==== MATERIAL FOR THIS EXERCISE ====

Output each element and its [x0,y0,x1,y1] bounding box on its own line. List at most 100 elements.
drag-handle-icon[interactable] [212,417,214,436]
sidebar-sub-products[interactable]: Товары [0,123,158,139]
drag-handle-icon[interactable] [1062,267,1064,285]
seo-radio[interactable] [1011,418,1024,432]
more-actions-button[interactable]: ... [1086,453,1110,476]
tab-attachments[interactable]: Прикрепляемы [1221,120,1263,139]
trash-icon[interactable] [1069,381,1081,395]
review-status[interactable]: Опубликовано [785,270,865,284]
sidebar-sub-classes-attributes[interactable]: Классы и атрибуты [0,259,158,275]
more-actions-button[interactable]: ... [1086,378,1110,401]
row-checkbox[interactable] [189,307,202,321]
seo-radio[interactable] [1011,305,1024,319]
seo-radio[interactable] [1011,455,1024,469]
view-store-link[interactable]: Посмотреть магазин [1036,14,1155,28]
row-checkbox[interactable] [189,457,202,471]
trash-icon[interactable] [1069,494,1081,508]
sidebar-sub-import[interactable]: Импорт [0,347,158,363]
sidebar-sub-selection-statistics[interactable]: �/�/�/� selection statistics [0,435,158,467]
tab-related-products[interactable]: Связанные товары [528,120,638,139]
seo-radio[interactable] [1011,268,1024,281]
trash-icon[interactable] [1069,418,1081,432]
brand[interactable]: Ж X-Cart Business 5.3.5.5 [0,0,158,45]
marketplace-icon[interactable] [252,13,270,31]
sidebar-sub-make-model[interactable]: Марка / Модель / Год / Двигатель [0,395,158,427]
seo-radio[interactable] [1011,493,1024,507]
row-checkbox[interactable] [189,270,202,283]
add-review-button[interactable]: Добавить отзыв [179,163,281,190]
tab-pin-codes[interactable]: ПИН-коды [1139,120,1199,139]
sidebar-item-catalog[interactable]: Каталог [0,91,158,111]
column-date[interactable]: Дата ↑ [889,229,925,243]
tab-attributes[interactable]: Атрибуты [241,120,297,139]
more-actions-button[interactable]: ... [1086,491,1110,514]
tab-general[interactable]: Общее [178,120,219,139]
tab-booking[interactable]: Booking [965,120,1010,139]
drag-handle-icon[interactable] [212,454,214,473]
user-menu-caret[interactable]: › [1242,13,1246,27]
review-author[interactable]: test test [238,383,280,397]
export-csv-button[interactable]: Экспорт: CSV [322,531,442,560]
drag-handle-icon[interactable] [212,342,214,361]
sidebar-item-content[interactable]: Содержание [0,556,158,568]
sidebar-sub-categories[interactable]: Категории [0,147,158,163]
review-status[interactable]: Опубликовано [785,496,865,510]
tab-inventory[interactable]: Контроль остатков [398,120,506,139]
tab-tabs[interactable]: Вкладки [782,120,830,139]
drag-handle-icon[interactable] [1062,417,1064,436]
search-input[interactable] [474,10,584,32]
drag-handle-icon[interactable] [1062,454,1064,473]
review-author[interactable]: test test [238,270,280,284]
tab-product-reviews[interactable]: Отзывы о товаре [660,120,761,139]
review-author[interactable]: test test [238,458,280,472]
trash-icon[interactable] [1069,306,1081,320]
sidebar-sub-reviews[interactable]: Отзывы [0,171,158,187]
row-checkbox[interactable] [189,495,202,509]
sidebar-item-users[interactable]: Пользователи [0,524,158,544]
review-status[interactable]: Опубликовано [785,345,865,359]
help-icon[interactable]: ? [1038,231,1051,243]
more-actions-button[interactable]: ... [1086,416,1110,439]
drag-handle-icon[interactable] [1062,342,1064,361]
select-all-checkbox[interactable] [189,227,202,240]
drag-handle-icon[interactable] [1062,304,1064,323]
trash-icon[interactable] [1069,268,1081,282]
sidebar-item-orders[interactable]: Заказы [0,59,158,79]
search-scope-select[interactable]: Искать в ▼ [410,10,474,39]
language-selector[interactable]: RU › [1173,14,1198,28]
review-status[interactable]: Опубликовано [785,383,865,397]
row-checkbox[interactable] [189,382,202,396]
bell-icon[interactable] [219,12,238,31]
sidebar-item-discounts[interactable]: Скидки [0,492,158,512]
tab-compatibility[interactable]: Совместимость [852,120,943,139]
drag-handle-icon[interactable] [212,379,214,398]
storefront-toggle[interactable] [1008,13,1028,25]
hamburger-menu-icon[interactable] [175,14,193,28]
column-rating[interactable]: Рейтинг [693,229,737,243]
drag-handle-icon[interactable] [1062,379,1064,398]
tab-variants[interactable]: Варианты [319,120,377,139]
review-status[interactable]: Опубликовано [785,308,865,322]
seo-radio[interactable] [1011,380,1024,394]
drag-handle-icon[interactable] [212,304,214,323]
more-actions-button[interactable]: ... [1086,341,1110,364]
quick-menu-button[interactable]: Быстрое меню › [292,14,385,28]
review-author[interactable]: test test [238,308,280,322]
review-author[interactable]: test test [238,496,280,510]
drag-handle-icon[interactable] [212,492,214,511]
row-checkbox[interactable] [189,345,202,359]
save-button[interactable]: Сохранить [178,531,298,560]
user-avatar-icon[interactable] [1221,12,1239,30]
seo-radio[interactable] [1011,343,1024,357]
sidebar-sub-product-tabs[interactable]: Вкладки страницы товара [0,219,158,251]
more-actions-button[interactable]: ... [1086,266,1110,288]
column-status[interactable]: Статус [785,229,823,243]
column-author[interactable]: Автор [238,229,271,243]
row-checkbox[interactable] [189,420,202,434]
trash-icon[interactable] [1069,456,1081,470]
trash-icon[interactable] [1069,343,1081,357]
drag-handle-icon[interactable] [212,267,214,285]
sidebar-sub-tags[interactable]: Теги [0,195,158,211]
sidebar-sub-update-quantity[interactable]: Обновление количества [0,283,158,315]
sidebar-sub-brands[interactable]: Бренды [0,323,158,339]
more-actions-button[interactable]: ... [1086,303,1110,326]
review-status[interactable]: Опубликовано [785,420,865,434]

====

Rewrite the entries above, changing every "trash-icon" to "delete-icon" and leaving everything else as it is.

### ANSWER TO THIS TASK:
Output each element and its [x0,y0,x1,y1] bounding box on its own line. List at most 100 elements.
drag-handle-icon[interactable] [212,417,214,436]
sidebar-sub-products[interactable]: Товары [0,123,158,139]
drag-handle-icon[interactable] [1062,267,1064,285]
seo-radio[interactable] [1011,418,1024,432]
more-actions-button[interactable]: ... [1086,453,1110,476]
tab-attachments[interactable]: Прикрепляемы [1221,120,1263,139]
delete-icon[interactable] [1069,381,1081,395]
review-status[interactable]: Опубликовано [785,270,865,284]
sidebar-sub-classes-attributes[interactable]: Классы и атрибуты [0,259,158,275]
more-actions-button[interactable]: ... [1086,378,1110,401]
row-checkbox[interactable] [189,307,202,321]
seo-radio[interactable] [1011,305,1024,319]
seo-radio[interactable] [1011,455,1024,469]
view-store-link[interactable]: Посмотреть магазин [1036,14,1155,28]
row-checkbox[interactable] [189,457,202,471]
delete-icon[interactable] [1069,494,1081,508]
sidebar-sub-import[interactable]: Импорт [0,347,158,363]
sidebar-sub-selection-statistics[interactable]: �/�/�/� selection statistics [0,435,158,467]
tab-related-products[interactable]: Связанные товары [528,120,638,139]
seo-radio[interactable] [1011,268,1024,281]
delete-icon[interactable] [1069,418,1081,432]
brand[interactable]: Ж X-Cart Business 5.3.5.5 [0,0,158,45]
marketplace-icon[interactable] [252,13,270,31]
sidebar-sub-make-model[interactable]: Марка / Модель / Год / Двигатель [0,395,158,427]
seo-radio[interactable] [1011,493,1024,507]
row-checkbox[interactable] [189,270,202,283]
add-review-button[interactable]: Добавить отзыв [179,163,281,190]
tab-pin-codes[interactable]: ПИН-коды [1139,120,1199,139]
sidebar-item-catalog[interactable]: Каталог [0,91,158,111]
column-date[interactable]: Дата ↑ [889,229,925,243]
tab-attributes[interactable]: Атрибуты [241,120,297,139]
more-actions-button[interactable]: ... [1086,491,1110,514]
tab-general[interactable]: Общее [178,120,219,139]
tab-booking[interactable]: Booking [965,120,1010,139]
drag-handle-icon[interactable] [212,454,214,473]
user-menu-caret[interactable]: › [1242,13,1246,27]
review-author[interactable]: test test [238,383,280,397]
export-csv-button[interactable]: Экспорт: CSV [322,531,442,560]
drag-handle-icon[interactable] [212,342,214,361]
sidebar-item-content[interactable]: Содержание [0,556,158,568]
sidebar-sub-categories[interactable]: Категории [0,147,158,163]
review-status[interactable]: Опубликовано [785,496,865,510]
tab-inventory[interactable]: Контроль остатков [398,120,506,139]
tab-tabs[interactable]: Вкладки [782,120,830,139]
drag-handle-icon[interactable] [1062,417,1064,436]
search-input[interactable] [474,10,584,32]
drag-handle-icon[interactable] [1062,454,1064,473]
review-author[interactable]: test test [238,270,280,284]
tab-product-reviews[interactable]: Отзывы о товаре [660,120,761,139]
review-author[interactable]: test test [238,458,280,472]
delete-icon[interactable] [1069,306,1081,320]
sidebar-sub-reviews[interactable]: Отзывы [0,171,158,187]
row-checkbox[interactable] [189,495,202,509]
sidebar-item-users[interactable]: Пользователи [0,524,158,544]
review-status[interactable]: Опубликовано [785,345,865,359]
help-icon[interactable]: ? [1038,231,1051,243]
more-actions-button[interactable]: ... [1086,416,1110,439]
drag-handle-icon[interactable] [1062,342,1064,361]
select-all-checkbox[interactable] [189,227,202,240]
drag-handle-icon[interactable] [1062,304,1064,323]
delete-icon[interactable] [1069,268,1081,282]
sidebar-item-orders[interactable]: Заказы [0,59,158,79]
search-scope-select[interactable]: Искать в ▼ [410,10,474,39]
language-selector[interactable]: RU › [1173,14,1198,28]
review-status[interactable]: Опубликовано [785,383,865,397]
row-checkbox[interactable] [189,382,202,396]
bell-icon[interactable] [219,12,238,31]
sidebar-item-discounts[interactable]: Скидки [0,492,158,512]
tab-compatibility[interactable]: Совместимость [852,120,943,139]
drag-handle-icon[interactable] [212,379,214,398]
storefront-toggle[interactable] [1008,13,1028,25]
hamburger-menu-icon[interactable] [175,14,193,28]
column-rating[interactable]: Рейтинг [693,229,737,243]
drag-handle-icon[interactable] [1062,379,1064,398]
tab-variants[interactable]: Варианты [319,120,377,139]
review-status[interactable]: Опубликовано [785,308,865,322]
seo-radio[interactable] [1011,380,1024,394]
drag-handle-icon[interactable] [212,304,214,323]
more-actions-button[interactable]: ... [1086,341,1110,364]
quick-menu-button[interactable]: Быстрое меню › [292,14,385,28]
review-author[interactable]: test test [238,308,280,322]
review-author[interactable]: test test [238,496,280,510]
drag-handle-icon[interactable] [212,492,214,511]
row-checkbox[interactable] [189,345,202,359]
save-button[interactable]: Сохранить [178,531,298,560]
user-avatar-icon[interactable] [1221,12,1239,30]
seo-radio[interactable] [1011,343,1024,357]
sidebar-sub-product-tabs[interactable]: Вкладки страницы товара [0,219,158,251]
more-actions-button[interactable]: ... [1086,266,1110,288]
column-status[interactable]: Статус [785,229,823,243]
column-author[interactable]: Автор [238,229,271,243]
row-checkbox[interactable] [189,420,202,434]
delete-icon[interactable] [1069,456,1081,470]
delete-icon[interactable] [1069,343,1081,357]
drag-handle-icon[interactable] [212,267,214,285]
sidebar-sub-tags[interactable]: Теги [0,195,158,211]
sidebar-sub-update-quantity[interactable]: Обновление количества [0,283,158,315]
sidebar-sub-brands[interactable]: Бренды [0,323,158,339]
more-actions-button[interactable]: ... [1086,303,1110,326]
review-status[interactable]: Опубликовано [785,420,865,434]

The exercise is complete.